— 요구 사항 —
아래 목록 전체에서 "Пятница"를 "Пт"로 바꾸어 고치고, 나머지는 모두 그대로 두어 다시 적으세요. 그림은 답에서 빼세요.

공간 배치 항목
· · ·

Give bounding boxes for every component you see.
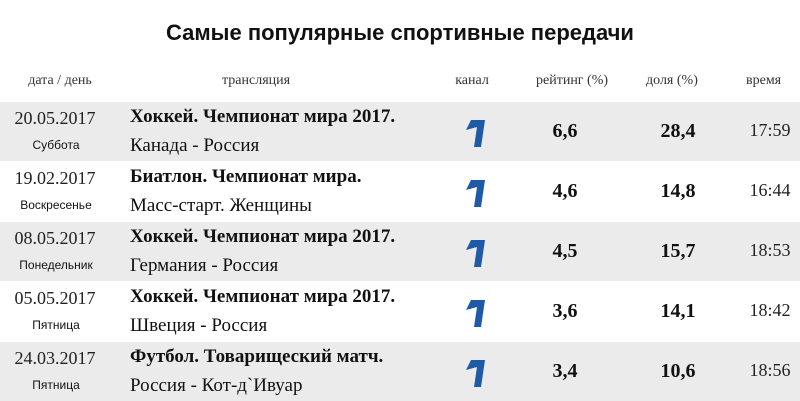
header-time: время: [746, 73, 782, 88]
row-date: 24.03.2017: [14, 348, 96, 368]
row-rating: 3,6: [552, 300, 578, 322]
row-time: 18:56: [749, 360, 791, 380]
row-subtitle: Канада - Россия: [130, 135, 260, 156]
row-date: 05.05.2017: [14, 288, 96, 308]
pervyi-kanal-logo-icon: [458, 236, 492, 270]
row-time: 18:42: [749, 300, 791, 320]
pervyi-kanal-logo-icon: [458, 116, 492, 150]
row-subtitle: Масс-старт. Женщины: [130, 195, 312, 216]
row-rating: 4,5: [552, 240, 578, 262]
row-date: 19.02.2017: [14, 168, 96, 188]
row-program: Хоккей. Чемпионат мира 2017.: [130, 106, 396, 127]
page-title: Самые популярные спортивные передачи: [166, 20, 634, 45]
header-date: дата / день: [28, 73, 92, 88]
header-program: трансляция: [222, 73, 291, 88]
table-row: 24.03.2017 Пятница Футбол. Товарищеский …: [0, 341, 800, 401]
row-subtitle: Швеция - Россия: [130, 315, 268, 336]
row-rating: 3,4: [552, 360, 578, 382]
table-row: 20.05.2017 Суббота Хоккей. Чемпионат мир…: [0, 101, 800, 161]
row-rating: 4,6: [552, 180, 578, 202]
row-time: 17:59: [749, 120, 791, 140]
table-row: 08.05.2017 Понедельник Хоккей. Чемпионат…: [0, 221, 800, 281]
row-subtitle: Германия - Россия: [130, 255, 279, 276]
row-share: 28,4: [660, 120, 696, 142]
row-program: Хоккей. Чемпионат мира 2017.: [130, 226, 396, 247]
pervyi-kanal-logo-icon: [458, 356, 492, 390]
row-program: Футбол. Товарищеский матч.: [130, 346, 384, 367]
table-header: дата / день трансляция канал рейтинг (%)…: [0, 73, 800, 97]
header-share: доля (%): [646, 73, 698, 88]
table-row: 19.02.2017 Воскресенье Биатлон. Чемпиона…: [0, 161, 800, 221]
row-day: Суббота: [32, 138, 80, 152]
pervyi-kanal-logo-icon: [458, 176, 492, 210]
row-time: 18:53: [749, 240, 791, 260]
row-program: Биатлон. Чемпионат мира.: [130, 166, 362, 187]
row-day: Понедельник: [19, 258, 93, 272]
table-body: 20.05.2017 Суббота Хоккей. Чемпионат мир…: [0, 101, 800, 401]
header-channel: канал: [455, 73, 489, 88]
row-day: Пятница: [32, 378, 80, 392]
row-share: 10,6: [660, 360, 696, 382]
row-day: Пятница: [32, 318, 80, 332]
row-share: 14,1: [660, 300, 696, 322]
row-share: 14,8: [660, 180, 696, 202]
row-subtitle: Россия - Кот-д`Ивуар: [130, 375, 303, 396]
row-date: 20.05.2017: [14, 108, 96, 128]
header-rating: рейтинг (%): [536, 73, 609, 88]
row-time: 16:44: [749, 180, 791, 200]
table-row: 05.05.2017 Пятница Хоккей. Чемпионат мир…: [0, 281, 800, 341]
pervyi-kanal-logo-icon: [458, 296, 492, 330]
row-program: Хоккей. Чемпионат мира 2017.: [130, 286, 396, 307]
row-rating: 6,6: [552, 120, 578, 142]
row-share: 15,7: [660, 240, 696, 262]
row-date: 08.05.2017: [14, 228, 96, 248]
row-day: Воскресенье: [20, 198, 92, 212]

· · ·

— 완성된 과제 —
Give bounding boxes for every component you see.
header-time: время: [746, 73, 782, 88]
row-date: 24.03.2017: [14, 348, 96, 368]
row-rating: 3,6: [552, 300, 578, 322]
row-time: 18:56: [749, 360, 791, 380]
row-subtitle: Канада - Россия: [130, 135, 260, 156]
row-date: 05.05.2017: [14, 288, 96, 308]
pervyi-kanal-logo-icon: [458, 236, 492, 270]
row-time: 18:42: [749, 300, 791, 320]
pervyi-kanal-logo-icon: [458, 116, 492, 150]
row-subtitle: Масс-старт. Женщины: [130, 195, 312, 216]
row-rating: 4,5: [552, 240, 578, 262]
row-date: 19.02.2017: [14, 168, 96, 188]
row-program: Хоккей. Чемпионат мира 2017.: [130, 106, 396, 127]
page-title: Самые популярные спортивные передачи: [166, 20, 634, 45]
header-date: дата / день: [28, 73, 92, 88]
header-program: трансляция: [222, 73, 291, 88]
table-row: 24.03.2017 Пт Футбол. Товарищеский …: [0, 341, 800, 401]
row-subtitle: Швеция - Россия: [130, 315, 268, 336]
row-rating: 3,4: [552, 360, 578, 382]
table-row: 20.05.2017 Суббота Хоккей. Чемпионат мир…: [0, 101, 800, 161]
row-rating: 4,6: [552, 180, 578, 202]
row-time: 17:59: [749, 120, 791, 140]
table-row: 08.05.2017 Понедельник Хоккей. Чемпионат…: [0, 221, 800, 281]
row-subtitle: Германия - Россия: [130, 255, 279, 276]
row-share: 28,4: [660, 120, 696, 142]
row-program: Хоккей. Чемпионат мира 2017.: [130, 226, 396, 247]
pervyi-kanal-logo-icon: [458, 356, 492, 390]
row-program: Футбол. Товарищеский матч.: [130, 346, 384, 367]
table-header: дата / день трансляция канал рейтинг (%)…: [0, 73, 800, 97]
header-share: доля (%): [646, 73, 698, 88]
table-row: 19.02.2017 Воскресенье Биатлон. Чемпиона…: [0, 161, 800, 221]
row-day: Суббота: [32, 138, 80, 152]
pervyi-kanal-logo-icon: [458, 176, 492, 210]
row-time: 18:53: [749, 240, 791, 260]
row-program: Биатлон. Чемпионат мира.: [130, 166, 362, 187]
row-day: Понедельник: [19, 258, 93, 272]
table-body: 20.05.2017 Суббота Хоккей. Чемпионат мир…: [0, 101, 800, 401]
header-channel: канал: [455, 73, 489, 88]
row-day: Пт: [32, 378, 80, 392]
row-share: 10,6: [660, 360, 696, 382]
row-day: Пт: [32, 318, 80, 332]
row-share: 14,1: [660, 300, 696, 322]
row-share: 14,8: [660, 180, 696, 202]
row-subtitle: Россия - Кот-д`Ивуар: [130, 375, 303, 396]
row-date: 20.05.2017: [14, 108, 96, 128]
header-rating: рейтинг (%): [536, 73, 609, 88]
row-time: 16:44: [749, 180, 791, 200]
table-row: 05.05.2017 Пт Хоккей. Чемпионат мир…: [0, 281, 800, 341]
pervyi-kanal-logo-icon: [458, 296, 492, 330]
row-program: Хоккей. Чемпионат мира 2017.: [130, 286, 396, 307]
row-rating: 6,6: [552, 120, 578, 142]
row-share: 15,7: [660, 240, 696, 262]
row-date: 08.05.2017: [14, 228, 96, 248]
row-day: Воскресенье: [20, 198, 92, 212]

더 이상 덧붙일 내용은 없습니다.